WRITTEN TASK:
Omit every picture while repeating the entries exactly.

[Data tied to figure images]
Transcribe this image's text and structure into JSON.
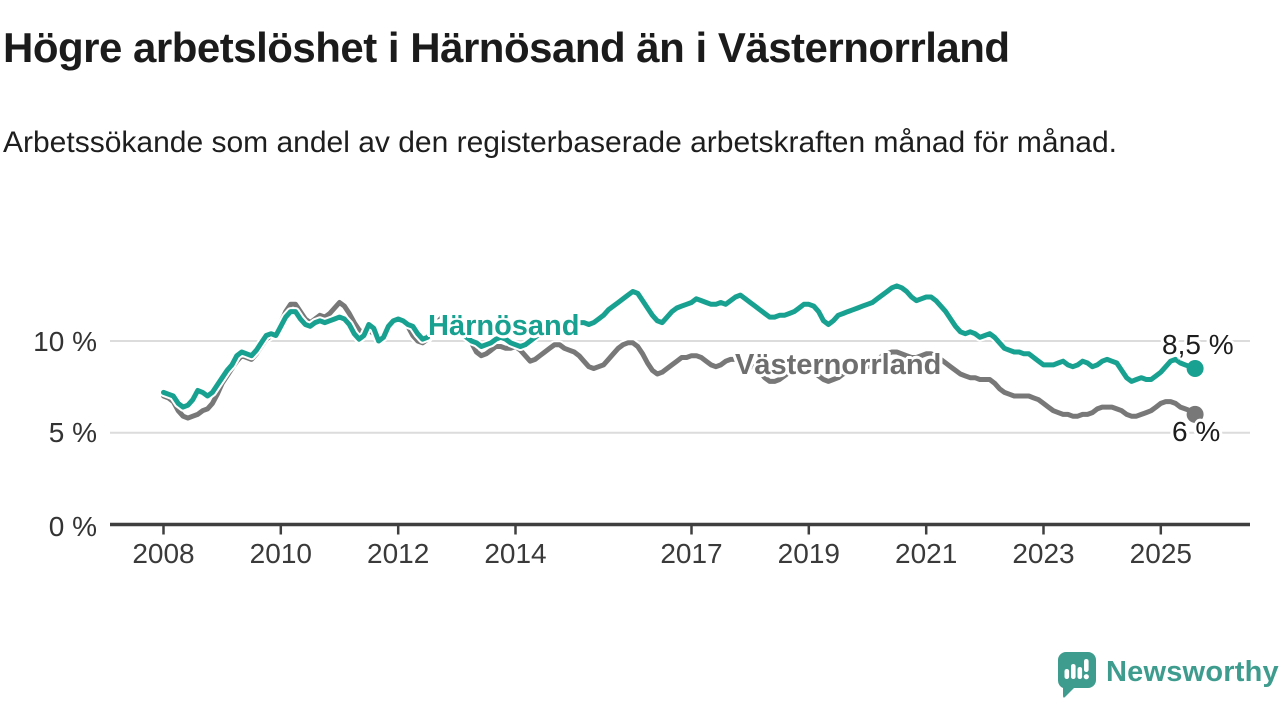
{
  "header": {
    "title": "Högre arbetslöshet i Härnösand än i Västernorrland",
    "subtitle": "Arbetssökande som andel av den registerbaserade arbetskraften månad för månad."
  },
  "footer": {
    "brand": "Newsworthy"
  },
  "colors": {
    "teal": "#18a190",
    "gray": "#787878",
    "teal_label": "#18a190",
    "gray_label": "#6e6e6e",
    "grid": "#dcdcdc",
    "axis": "#3f3f3f",
    "logo_teal": "#3e9c8e",
    "end_label_text": "#1d1d1d"
  },
  "chart_data": {
    "type": "line",
    "unit": "%",
    "frequency": "monthly",
    "x_start": "2008-01",
    "x_end": "2025-08",
    "ylim": [
      0,
      13.8
    ],
    "grid": "horizontal",
    "legend_position": "inline-labels",
    "y_ticks": [
      {
        "label": "10 %",
        "value": 10
      },
      {
        "label": "5 %",
        "value": 5
      },
      {
        "label": "0 %",
        "value": 0
      }
    ],
    "x_ticks": [
      {
        "label": "2008",
        "year": 2008
      },
      {
        "label": "2010",
        "year": 2010
      },
      {
        "label": "2012",
        "year": 2012
      },
      {
        "label": "2014",
        "year": 2014
      },
      {
        "label": "2017",
        "year": 2017
      },
      {
        "label": "2019",
        "year": 2019
      },
      {
        "label": "2021",
        "year": 2021
      },
      {
        "label": "2023",
        "year": 2023
      },
      {
        "label": "2025",
        "year": 2025
      }
    ],
    "series": [
      {
        "name": "Härnösand",
        "color": "#18a190",
        "end_label": "8,5 %",
        "end_value": 8.5,
        "values": [
          7.2,
          7.1,
          7.0,
          6.6,
          6.4,
          6.5,
          6.8,
          7.3,
          7.2,
          7.0,
          7.2,
          7.6,
          8.0,
          8.4,
          8.7,
          9.2,
          9.4,
          9.3,
          9.2,
          9.5,
          9.9,
          10.3,
          10.4,
          10.3,
          10.8,
          11.3,
          11.6,
          11.6,
          11.2,
          10.9,
          10.8,
          11.0,
          11.1,
          11.0,
          11.1,
          11.2,
          11.3,
          11.2,
          10.9,
          10.4,
          10.1,
          10.3,
          10.9,
          10.7,
          10.0,
          10.2,
          10.8,
          11.1,
          11.2,
          11.1,
          10.9,
          10.8,
          10.4,
          10.1,
          10.2,
          10.5,
          10.9,
          11.0,
          10.8,
          10.7,
          10.6,
          10.4,
          10.2,
          10.0,
          9.9,
          9.7,
          9.8,
          9.9,
          10.1,
          10.2,
          10.1,
          9.9,
          9.8,
          9.7,
          9.8,
          10.0,
          10.2,
          10.4,
          10.5,
          10.6,
          10.7,
          10.8,
          10.8,
          10.9,
          10.9,
          11.0,
          11.0,
          10.9,
          11.0,
          11.2,
          11.4,
          11.7,
          11.9,
          12.1,
          12.3,
          12.5,
          12.7,
          12.6,
          12.2,
          11.8,
          11.4,
          11.1,
          11.0,
          11.3,
          11.6,
          11.8,
          11.9,
          12.0,
          12.1,
          12.3,
          12.2,
          12.1,
          12.0,
          12.0,
          12.1,
          12.0,
          12.2,
          12.4,
          12.5,
          12.3,
          12.1,
          11.9,
          11.7,
          11.5,
          11.3,
          11.3,
          11.4,
          11.4,
          11.5,
          11.6,
          11.8,
          12.0,
          12.0,
          11.9,
          11.6,
          11.1,
          10.9,
          11.1,
          11.4,
          11.5,
          11.6,
          11.7,
          11.8,
          11.9,
          12.0,
          12.1,
          12.3,
          12.5,
          12.7,
          12.9,
          13.0,
          12.9,
          12.7,
          12.4,
          12.2,
          12.3,
          12.4,
          12.4,
          12.2,
          11.9,
          11.6,
          11.2,
          10.8,
          10.5,
          10.4,
          10.5,
          10.4,
          10.2,
          10.3,
          10.4,
          10.2,
          9.9,
          9.6,
          9.5,
          9.4,
          9.4,
          9.3,
          9.3,
          9.1,
          8.9,
          8.7,
          8.7,
          8.7,
          8.8,
          8.9,
          8.7,
          8.6,
          8.7,
          8.9,
          8.8,
          8.6,
          8.7,
          8.9,
          9.0,
          8.9,
          8.8,
          8.4,
          8.0,
          7.8,
          7.9,
          8.0,
          7.9,
          7.9,
          8.1,
          8.3,
          8.6,
          8.9,
          9.0,
          8.8,
          8.7,
          8.6,
          8.5
        ]
      },
      {
        "name": "Västernorrland",
        "color": "#787878",
        "end_label": "6 %",
        "end_value": 6.0,
        "values": [
          7.0,
          6.9,
          6.7,
          6.2,
          5.9,
          5.8,
          5.9,
          6.0,
          6.2,
          6.3,
          6.6,
          7.1,
          7.7,
          8.1,
          8.5,
          8.9,
          9.2,
          9.1,
          9.0,
          9.3,
          9.7,
          10.1,
          10.3,
          10.4,
          11.0,
          11.6,
          12.0,
          12.0,
          11.6,
          11.2,
          11.0,
          11.2,
          11.4,
          11.3,
          11.5,
          11.8,
          12.1,
          11.9,
          11.5,
          11.0,
          10.6,
          10.4,
          10.6,
          10.4,
          10.1,
          10.3,
          10.7,
          11.0,
          11.1,
          11.0,
          10.8,
          10.3,
          10.0,
          9.9,
          10.1,
          10.5,
          11.0,
          11.3,
          11.2,
          11.0,
          10.8,
          10.6,
          10.3,
          9.9,
          9.4,
          9.2,
          9.3,
          9.5,
          9.7,
          9.7,
          9.6,
          9.6,
          9.7,
          9.5,
          9.2,
          8.9,
          9.0,
          9.2,
          9.4,
          9.6,
          9.8,
          9.8,
          9.6,
          9.5,
          9.4,
          9.2,
          8.9,
          8.6,
          8.5,
          8.6,
          8.7,
          9.0,
          9.3,
          9.6,
          9.8,
          9.9,
          9.9,
          9.7,
          9.3,
          8.8,
          8.4,
          8.2,
          8.3,
          8.5,
          8.7,
          8.9,
          9.1,
          9.1,
          9.2,
          9.2,
          9.1,
          8.9,
          8.7,
          8.6,
          8.7,
          8.9,
          9.0,
          9.0,
          8.9,
          8.8,
          8.7,
          8.5,
          8.3,
          8.0,
          7.8,
          7.8,
          7.9,
          8.1,
          8.3,
          8.4,
          8.5,
          8.5,
          8.4,
          8.3,
          8.1,
          7.9,
          7.8,
          7.9,
          8.0,
          8.2,
          8.3,
          8.4,
          8.5,
          8.5,
          8.6,
          8.7,
          8.9,
          9.2,
          9.3,
          9.4,
          9.4,
          9.3,
          9.2,
          9.1,
          9.1,
          9.2,
          9.3,
          9.3,
          9.2,
          9.0,
          8.8,
          8.6,
          8.4,
          8.2,
          8.1,
          8.0,
          8.0,
          7.9,
          7.9,
          7.9,
          7.7,
          7.4,
          7.2,
          7.1,
          7.0,
          7.0,
          7.0,
          7.0,
          6.9,
          6.8,
          6.6,
          6.4,
          6.2,
          6.1,
          6.0,
          6.0,
          5.9,
          5.9,
          6.0,
          6.0,
          6.1,
          6.3,
          6.4,
          6.4,
          6.4,
          6.3,
          6.2,
          6.0,
          5.9,
          5.9,
          6.0,
          6.1,
          6.2,
          6.4,
          6.6,
          6.7,
          6.7,
          6.6,
          6.4,
          6.3,
          6.2,
          6.0
        ]
      }
    ]
  }
}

RESPONSE FOR THIS EXERCISE:
Transcribe this image's text and structure into JSON.
{
  "header": {
    "title": "Högre arbetslöshet i Härnösand än i Västernorrland",
    "subtitle": "Arbetssökande som andel av den registerbaserade arbetskraften månad för månad."
  },
  "footer": {
    "brand": "Newsworthy"
  },
  "colors": {
    "teal": "#18a190",
    "gray": "#787878",
    "teal_label": "#18a190",
    "gray_label": "#6e6e6e",
    "grid": "#dcdcdc",
    "axis": "#3f3f3f",
    "logo_teal": "#3e9c8e",
    "end_label_text": "#1d1d1d"
  },
  "chart_data": {
    "type": "line",
    "unit": "%",
    "frequency": "monthly",
    "x_start": "2008-01",
    "x_end": "2025-08",
    "ylim": [
      0,
      13.8
    ],
    "grid": "horizontal",
    "legend_position": "inline-labels",
    "y_ticks": [
      {
        "label": "10 %",
        "value": 10
      },
      {
        "label": "5 %",
        "value": 5
      },
      {
        "label": "0 %",
        "value": 0
      }
    ],
    "x_ticks": [
      {
        "label": "2008",
        "year": 2008
      },
      {
        "label": "2010",
        "year": 2010
      },
      {
        "label": "2012",
        "year": 2012
      },
      {
        "label": "2014",
        "year": 2014
      },
      {
        "label": "2017",
        "year": 2017
      },
      {
        "label": "2019",
        "year": 2019
      },
      {
        "label": "2021",
        "year": 2021
      },
      {
        "label": "2023",
        "year": 2023
      },
      {
        "label": "2025",
        "year": 2025
      }
    ],
    "series": [
      {
        "name": "Härnösand",
        "color": "#18a190",
        "end_label": "8,5 %",
        "end_value": 8.5,
        "values": [
          7.2,
          7.1,
          7.0,
          6.6,
          6.4,
          6.5,
          6.8,
          7.3,
          7.2,
          7.0,
          7.2,
          7.6,
          8.0,
          8.4,
          8.7,
          9.2,
          9.4,
          9.3,
          9.2,
          9.5,
          9.9,
          10.3,
          10.4,
          10.3,
          10.8,
          11.3,
          11.6,
          11.6,
          11.2,
          10.9,
          10.8,
          11.0,
          11.1,
          11.0,
          11.1,
          11.2,
          11.3,
          11.2,
          10.9,
          10.4,
          10.1,
          10.3,
          10.9,
          10.7,
          10.0,
          10.2,
          10.8,
          11.1,
          11.2,
          11.1,
          10.9,
          10.8,
          10.4,
          10.1,
          10.2,
          10.5,
          10.9,
          11.0,
          10.8,
          10.7,
          10.6,
          10.4,
          10.2,
          10.0,
          9.9,
          9.7,
          9.8,
          9.9,
          10.1,
          10.2,
          10.1,
          9.9,
          9.8,
          9.7,
          9.8,
          10.0,
          10.2,
          10.4,
          10.5,
          10.6,
          10.7,
          10.8,
          10.8,
          10.9,
          10.9,
          11.0,
          11.0,
          10.9,
          11.0,
          11.2,
          11.4,
          11.7,
          11.9,
          12.1,
          12.3,
          12.5,
          12.7,
          12.6,
          12.2,
          11.8,
          11.4,
          11.1,
          11.0,
          11.3,
          11.6,
          11.8,
          11.9,
          12.0,
          12.1,
          12.3,
          12.2,
          12.1,
          12.0,
          12.0,
          12.1,
          12.0,
          12.2,
          12.4,
          12.5,
          12.3,
          12.1,
          11.9,
          11.7,
          11.5,
          11.3,
          11.3,
          11.4,
          11.4,
          11.5,
          11.6,
          11.8,
          12.0,
          12.0,
          11.9,
          11.6,
          11.1,
          10.9,
          11.1,
          11.4,
          11.5,
          11.6,
          11.7,
          11.8,
          11.9,
          12.0,
          12.1,
          12.3,
          12.5,
          12.7,
          12.9,
          13.0,
          12.9,
          12.7,
          12.4,
          12.2,
          12.3,
          12.4,
          12.4,
          12.2,
          11.9,
          11.6,
          11.2,
          10.8,
          10.5,
          10.4,
          10.5,
          10.4,
          10.2,
          10.3,
          10.4,
          10.2,
          9.9,
          9.6,
          9.5,
          9.4,
          9.4,
          9.3,
          9.3,
          9.1,
          8.9,
          8.7,
          8.7,
          8.7,
          8.8,
          8.9,
          8.7,
          8.6,
          8.7,
          8.9,
          8.8,
          8.6,
          8.7,
          8.9,
          9.0,
          8.9,
          8.8,
          8.4,
          8.0,
          7.8,
          7.9,
          8.0,
          7.9,
          7.9,
          8.1,
          8.3,
          8.6,
          8.9,
          9.0,
          8.8,
          8.7,
          8.6,
          8.5
        ]
      },
      {
        "name": "Västernorrland",
        "color": "#787878",
        "end_label": "6 %",
        "end_value": 6.0,
        "values": [
          7.0,
          6.9,
          6.7,
          6.2,
          5.9,
          5.8,
          5.9,
          6.0,
          6.2,
          6.3,
          6.6,
          7.1,
          7.7,
          8.1,
          8.5,
          8.9,
          9.2,
          9.1,
          9.0,
          9.3,
          9.7,
          10.1,
          10.3,
          10.4,
          11.0,
          11.6,
          12.0,
          12.0,
          11.6,
          11.2,
          11.0,
          11.2,
          11.4,
          11.3,
          11.5,
          11.8,
          12.1,
          11.9,
          11.5,
          11.0,
          10.6,
          10.4,
          10.6,
          10.4,
          10.1,
          10.3,
          10.7,
          11.0,
          11.1,
          11.0,
          10.8,
          10.3,
          10.0,
          9.9,
          10.1,
          10.5,
          11.0,
          11.3,
          11.2,
          11.0,
          10.8,
          10.6,
          10.3,
          9.9,
          9.4,
          9.2,
          9.3,
          9.5,
          9.7,
          9.7,
          9.6,
          9.6,
          9.7,
          9.5,
          9.2,
          8.9,
          9.0,
          9.2,
          9.4,
          9.6,
          9.8,
          9.8,
          9.6,
          9.5,
          9.4,
          9.2,
          8.9,
          8.6,
          8.5,
          8.6,
          8.7,
          9.0,
          9.3,
          9.6,
          9.8,
          9.9,
          9.9,
          9.7,
          9.3,
          8.8,
          8.4,
          8.2,
          8.3,
          8.5,
          8.7,
          8.9,
          9.1,
          9.1,
          9.2,
          9.2,
          9.1,
          8.9,
          8.7,
          8.6,
          8.7,
          8.9,
          9.0,
          9.0,
          8.9,
          8.8,
          8.7,
          8.5,
          8.3,
          8.0,
          7.8,
          7.8,
          7.9,
          8.1,
          8.3,
          8.4,
          8.5,
          8.5,
          8.4,
          8.3,
          8.1,
          7.9,
          7.8,
          7.9,
          8.0,
          8.2,
          8.3,
          8.4,
          8.5,
          8.5,
          8.6,
          8.7,
          8.9,
          9.2,
          9.3,
          9.4,
          9.4,
          9.3,
          9.2,
          9.1,
          9.1,
          9.2,
          9.3,
          9.3,
          9.2,
          9.0,
          8.8,
          8.6,
          8.4,
          8.2,
          8.1,
          8.0,
          8.0,
          7.9,
          7.9,
          7.9,
          7.7,
          7.4,
          7.2,
          7.1,
          7.0,
          7.0,
          7.0,
          7.0,
          6.9,
          6.8,
          6.6,
          6.4,
          6.2,
          6.1,
          6.0,
          6.0,
          5.9,
          5.9,
          6.0,
          6.0,
          6.1,
          6.3,
          6.4,
          6.4,
          6.4,
          6.3,
          6.2,
          6.0,
          5.9,
          5.9,
          6.0,
          6.1,
          6.2,
          6.4,
          6.6,
          6.7,
          6.7,
          6.6,
          6.4,
          6.3,
          6.2,
          6.0
        ]
      }
    ]
  }
}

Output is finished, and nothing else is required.